• _TASK TO COMPLETE_: Filter out everything except lines holding "ALUMNOS".

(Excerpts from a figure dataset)
────

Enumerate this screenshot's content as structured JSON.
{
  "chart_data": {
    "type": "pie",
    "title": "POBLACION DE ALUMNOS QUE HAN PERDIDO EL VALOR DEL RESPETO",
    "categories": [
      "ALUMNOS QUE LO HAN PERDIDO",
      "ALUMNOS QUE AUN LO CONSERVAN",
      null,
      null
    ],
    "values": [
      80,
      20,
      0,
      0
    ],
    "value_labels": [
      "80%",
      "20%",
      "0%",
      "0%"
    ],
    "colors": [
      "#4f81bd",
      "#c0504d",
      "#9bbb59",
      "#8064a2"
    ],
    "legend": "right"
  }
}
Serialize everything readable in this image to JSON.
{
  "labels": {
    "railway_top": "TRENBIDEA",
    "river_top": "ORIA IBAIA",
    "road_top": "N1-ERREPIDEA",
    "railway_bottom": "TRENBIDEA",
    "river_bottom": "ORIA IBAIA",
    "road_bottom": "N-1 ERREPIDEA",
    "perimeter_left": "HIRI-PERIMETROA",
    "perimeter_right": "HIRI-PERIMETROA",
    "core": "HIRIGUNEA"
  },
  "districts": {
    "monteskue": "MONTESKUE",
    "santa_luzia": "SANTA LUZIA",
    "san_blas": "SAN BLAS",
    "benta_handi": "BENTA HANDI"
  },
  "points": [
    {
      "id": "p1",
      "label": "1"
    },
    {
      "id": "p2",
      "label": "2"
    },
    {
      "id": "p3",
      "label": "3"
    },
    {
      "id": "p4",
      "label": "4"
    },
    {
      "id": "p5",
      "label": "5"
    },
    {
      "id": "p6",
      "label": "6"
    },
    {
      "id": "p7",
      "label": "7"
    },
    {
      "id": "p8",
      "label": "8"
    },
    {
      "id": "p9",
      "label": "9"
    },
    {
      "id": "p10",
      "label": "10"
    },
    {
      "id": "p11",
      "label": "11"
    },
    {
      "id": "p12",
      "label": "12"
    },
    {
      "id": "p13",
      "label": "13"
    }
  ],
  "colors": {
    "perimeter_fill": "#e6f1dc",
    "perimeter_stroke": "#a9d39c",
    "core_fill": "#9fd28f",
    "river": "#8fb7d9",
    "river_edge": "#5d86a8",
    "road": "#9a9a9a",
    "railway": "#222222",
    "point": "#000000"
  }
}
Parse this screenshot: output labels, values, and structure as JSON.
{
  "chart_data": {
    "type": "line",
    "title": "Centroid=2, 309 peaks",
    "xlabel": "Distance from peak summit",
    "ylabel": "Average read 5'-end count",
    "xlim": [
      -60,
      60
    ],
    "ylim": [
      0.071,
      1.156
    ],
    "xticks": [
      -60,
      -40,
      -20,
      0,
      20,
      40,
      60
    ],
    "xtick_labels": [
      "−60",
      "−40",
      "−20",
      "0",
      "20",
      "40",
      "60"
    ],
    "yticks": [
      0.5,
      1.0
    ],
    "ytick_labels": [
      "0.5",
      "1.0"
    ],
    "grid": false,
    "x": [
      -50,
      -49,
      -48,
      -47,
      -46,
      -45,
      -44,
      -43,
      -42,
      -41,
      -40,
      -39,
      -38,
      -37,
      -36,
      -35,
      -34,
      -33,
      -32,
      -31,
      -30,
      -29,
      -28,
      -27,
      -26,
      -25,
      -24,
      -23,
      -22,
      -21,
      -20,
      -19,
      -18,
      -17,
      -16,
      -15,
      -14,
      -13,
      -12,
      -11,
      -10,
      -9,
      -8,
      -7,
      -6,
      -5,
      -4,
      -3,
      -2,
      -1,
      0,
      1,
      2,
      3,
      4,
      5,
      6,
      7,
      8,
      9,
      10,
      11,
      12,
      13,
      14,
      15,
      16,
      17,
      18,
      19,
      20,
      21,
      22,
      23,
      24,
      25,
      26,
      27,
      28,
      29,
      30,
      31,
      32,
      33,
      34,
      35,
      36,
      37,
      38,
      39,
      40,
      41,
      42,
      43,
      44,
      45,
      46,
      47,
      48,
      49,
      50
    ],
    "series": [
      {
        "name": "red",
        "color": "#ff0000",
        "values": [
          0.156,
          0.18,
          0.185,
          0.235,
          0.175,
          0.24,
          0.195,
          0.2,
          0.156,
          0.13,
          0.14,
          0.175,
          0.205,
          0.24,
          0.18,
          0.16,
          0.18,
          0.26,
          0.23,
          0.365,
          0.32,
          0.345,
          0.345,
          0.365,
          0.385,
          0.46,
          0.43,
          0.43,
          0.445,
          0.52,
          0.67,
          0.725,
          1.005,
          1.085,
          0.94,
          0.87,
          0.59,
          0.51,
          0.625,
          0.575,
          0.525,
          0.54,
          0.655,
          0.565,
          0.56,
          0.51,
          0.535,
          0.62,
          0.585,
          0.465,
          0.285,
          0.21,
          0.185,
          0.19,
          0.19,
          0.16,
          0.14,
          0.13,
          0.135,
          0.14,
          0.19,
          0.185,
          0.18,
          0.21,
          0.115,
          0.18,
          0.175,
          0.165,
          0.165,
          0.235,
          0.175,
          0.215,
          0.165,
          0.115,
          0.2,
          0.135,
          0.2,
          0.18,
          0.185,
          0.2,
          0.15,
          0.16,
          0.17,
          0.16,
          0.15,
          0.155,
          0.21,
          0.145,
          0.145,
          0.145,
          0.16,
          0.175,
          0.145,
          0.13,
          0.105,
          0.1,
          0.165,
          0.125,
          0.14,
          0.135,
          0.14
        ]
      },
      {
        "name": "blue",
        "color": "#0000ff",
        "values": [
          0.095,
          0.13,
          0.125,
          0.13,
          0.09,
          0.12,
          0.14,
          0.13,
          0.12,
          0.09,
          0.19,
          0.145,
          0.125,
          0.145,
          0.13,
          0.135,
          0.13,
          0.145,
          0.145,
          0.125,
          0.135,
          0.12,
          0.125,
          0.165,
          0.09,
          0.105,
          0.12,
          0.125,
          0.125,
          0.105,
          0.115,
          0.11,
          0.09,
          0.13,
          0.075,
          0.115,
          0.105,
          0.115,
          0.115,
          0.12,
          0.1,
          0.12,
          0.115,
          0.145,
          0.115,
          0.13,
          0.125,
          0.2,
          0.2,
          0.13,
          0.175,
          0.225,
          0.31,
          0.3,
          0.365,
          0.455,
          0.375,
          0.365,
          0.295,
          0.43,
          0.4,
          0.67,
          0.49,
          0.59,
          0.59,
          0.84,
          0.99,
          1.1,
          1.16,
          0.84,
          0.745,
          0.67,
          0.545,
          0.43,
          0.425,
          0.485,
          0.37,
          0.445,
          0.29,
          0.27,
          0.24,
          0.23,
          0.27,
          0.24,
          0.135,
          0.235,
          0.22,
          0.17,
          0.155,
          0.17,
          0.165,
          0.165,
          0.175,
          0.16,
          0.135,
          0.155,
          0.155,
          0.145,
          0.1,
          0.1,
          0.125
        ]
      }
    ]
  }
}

────

• _SOLUTION TO THE EXERCISE_:
    "title": "POBLACION DE ALUMNOS QUE HAN PERDIDO EL VALOR DEL RESPETO",
      "ALUMNOS QUE LO HAN PERDIDO",
      "ALUMNOS QUE AUN LO CONSERVAN",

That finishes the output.